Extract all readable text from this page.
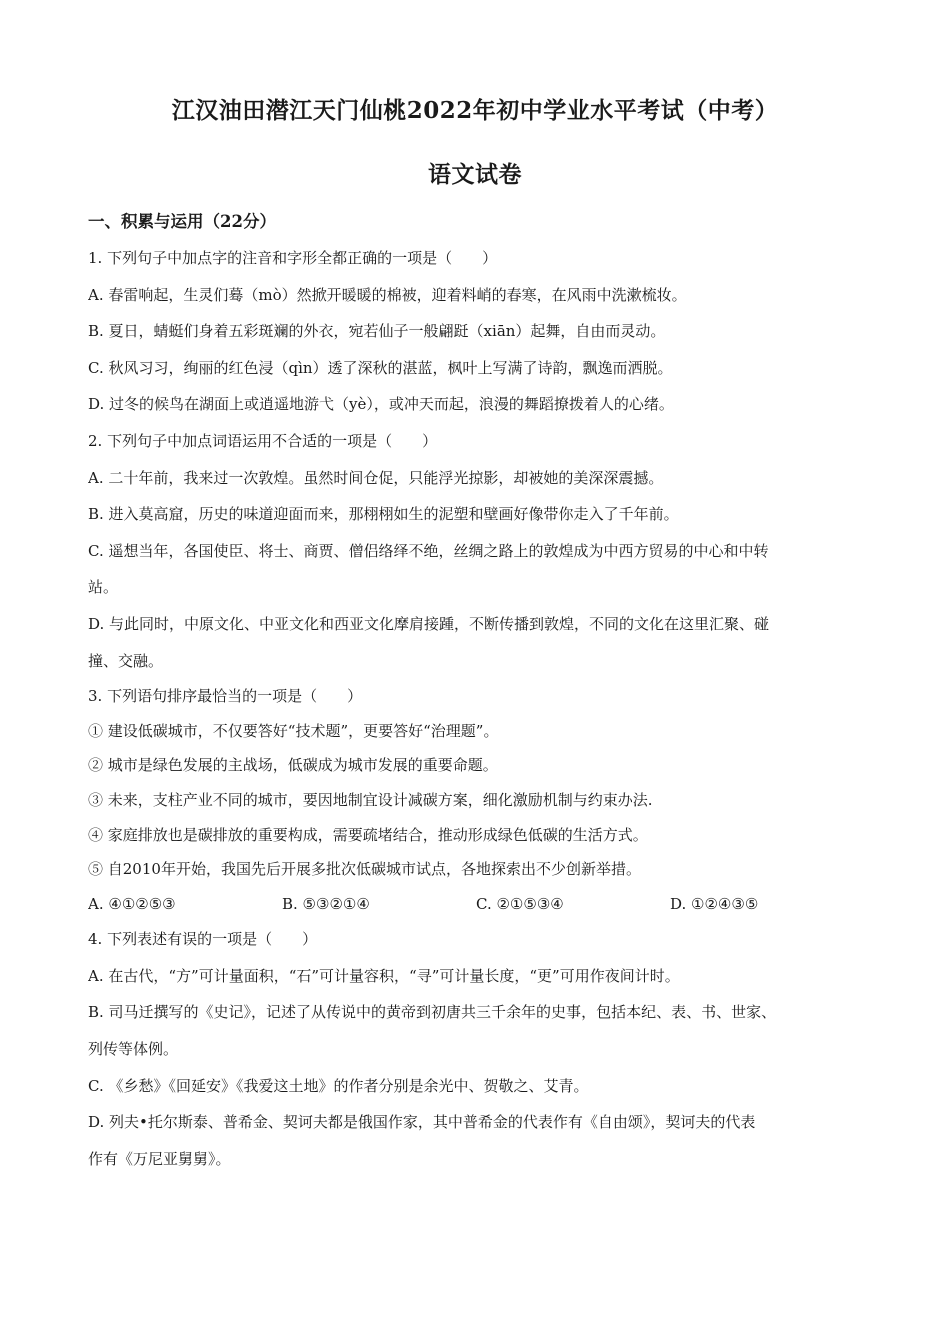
江汉油田潜江天门仙桃2022年初中学业水平考试（中考）
语文试卷
一、积累与运用（22分）
1. 下列句子中加点字的注音和字形全都正确的一项是（　　）
A. 春雷响起，生灵们蓦（mò）然掀开暖暖的棉被，迎着料峭的春寒，在风雨中洗漱梳妆。
B. 夏日，蜻蜓们身着五彩斑斓的外衣，宛若仙子一般翩跹（xiān）起舞，自由而灵动。
C. 秋风习习，绚丽的红色浸（qìn）透了深秋的湛蓝，枫叶上写满了诗韵，飘逸而洒脱。
D. 过冬的候鸟在湖面上或逍遥地游弋（yè），或冲天而起，浪漫的舞蹈撩拨着人的心绪。
2. 下列句子中加点词语运用不合适的一项是（　　）
A. 二十年前，我来过一次敦煌。虽然时间仓促，只能浮光掠影，却被她的美深深震撼。
B. 进入莫高窟，历史的味道迎面而来，那栩栩如生的泥塑和壁画好像带你走入了千年前。
C. 遥想当年，各国使臣、将士、商贾、僧侣络绎不绝，丝绸之路上的敦煌成为中西方贸易的中心和中转
站。
D. 与此同时，中原文化、中亚文化和西亚文化摩肩接踵，不断传播到敦煌，不同的文化在这里汇聚、碰
撞、交融。
3. 下列语句排序最恰当的一项是（　　）
① 建设低碳城市，不仅要答好“技术题”，更要答好“治理题”。
② 城市是绿色发展的主战场，低碳成为城市发展的重要命题。
③ 未来，支柱产业不同的城市，要因地制宜设计减碳方案，细化激励机制与约束办法.
④ 家庭排放也是碳排放的重要构成，需要疏堵结合，推动形成绿色低碳的生活方式。
⑤ 自2010年开始，我国先后开展多批次低碳城市试点，各地探索出不少创新举措。
A. ④①②⑤③	B. ⑤③②①④	C. ②①⑤③④	D. ①②④③⑤
4. 下列表述有误的一项是（　　）
A. 在古代，“方”可计量面积，“石”可计量容积，“寻”可计量长度，“更”可用作夜间计时。
B. 司马迁撰写的《史记》，记述了从传说中的黄帝到初唐共三千余年的史事，包括本纪、表、书、世家、
列传等体例。
C. 《乡愁》《回延安》《我爱这土地》的作者分别是余光中、贺敬之、艾青。
D. 列夫•托尔斯泰、普希金、契诃夫都是俄国作家，其中普希金的代表作有《自由颂》，契诃夫的代表
作有《万尼亚舅舅》。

■ ■ ■ ■

**Problem description:** Print the records word for word and exclude any picture they hold.

**The completed task:**
Extract all readable text from this page.
江汉油田潜江天门仙桃2022年初中学业水平考试（中考）
语文试卷
一、积累与运用（22分）
1. 下列句子中加点字的注音和字形全都正确的一项是（　　）
A. 春雷响起，生灵们蓦（mò）然掀开暖暖的棉被，迎着料峭的春寒，在风雨中洗漱梳妆。
B. 夏日，蜻蜓们身着五彩斑斓的外衣，宛若仙子一般翩跹（xiān）起舞，自由而灵动。
C. 秋风习习，绚丽的红色浸（qìn）透了深秋的湛蓝，枫叶上写满了诗韵，飘逸而洒脱。
D. 过冬的候鸟在湖面上或逍遥地游弋（yè），或冲天而起，浪漫的舞蹈撩拨着人的心绪。
2. 下列句子中加点词语运用不合适的一项是（　　）
A. 二十年前，我来过一次敦煌。虽然时间仓促，只能浮光掠影，却被她的美深深震撼。
B. 进入莫高窟，历史的味道迎面而来，那栩栩如生的泥塑和壁画好像带你走入了千年前。
C. 遥想当年，各国使臣、将士、商贾、僧侣络绎不绝，丝绸之路上的敦煌成为中西方贸易的中心和中转
站。
D. 与此同时，中原文化、中亚文化和西亚文化摩肩接踵，不断传播到敦煌，不同的文化在这里汇聚、碰
撞、交融。
3. 下列语句排序最恰当的一项是（　　）
① 建设低碳城市，不仅要答好“技术题”，更要答好“治理题”。
② 城市是绿色发展的主战场，低碳成为城市发展的重要命题。
③ 未来，支柱产业不同的城市，要因地制宜设计减碳方案，细化激励机制与约束办法.
④ 家庭排放也是碳排放的重要构成，需要疏堵结合，推动形成绿色低碳的生活方式。
⑤ 自2010年开始，我国先后开展多批次低碳城市试点，各地探索出不少创新举措。
A. ④①②⑤③	B. ⑤③②①④	C. ②①⑤③④	D. ①②④③⑤
4. 下列表述有误的一项是（　　）
A. 在古代，“方”可计量面积，“石”可计量容积，“寻”可计量长度，“更”可用作夜间计时。
B. 司马迁撰写的《史记》，记述了从传说中的黄帝到初唐共三千余年的史事，包括本纪、表、书、世家、
列传等体例。
C. 《乡愁》《回延安》《我爱这土地》的作者分别是余光中、贺敬之、艾青。
D. 列夫•托尔斯泰、普希金、契诃夫都是俄国作家，其中普希金的代表作有《自由颂》，契诃夫的代表
作有《万尼亚舅舅》。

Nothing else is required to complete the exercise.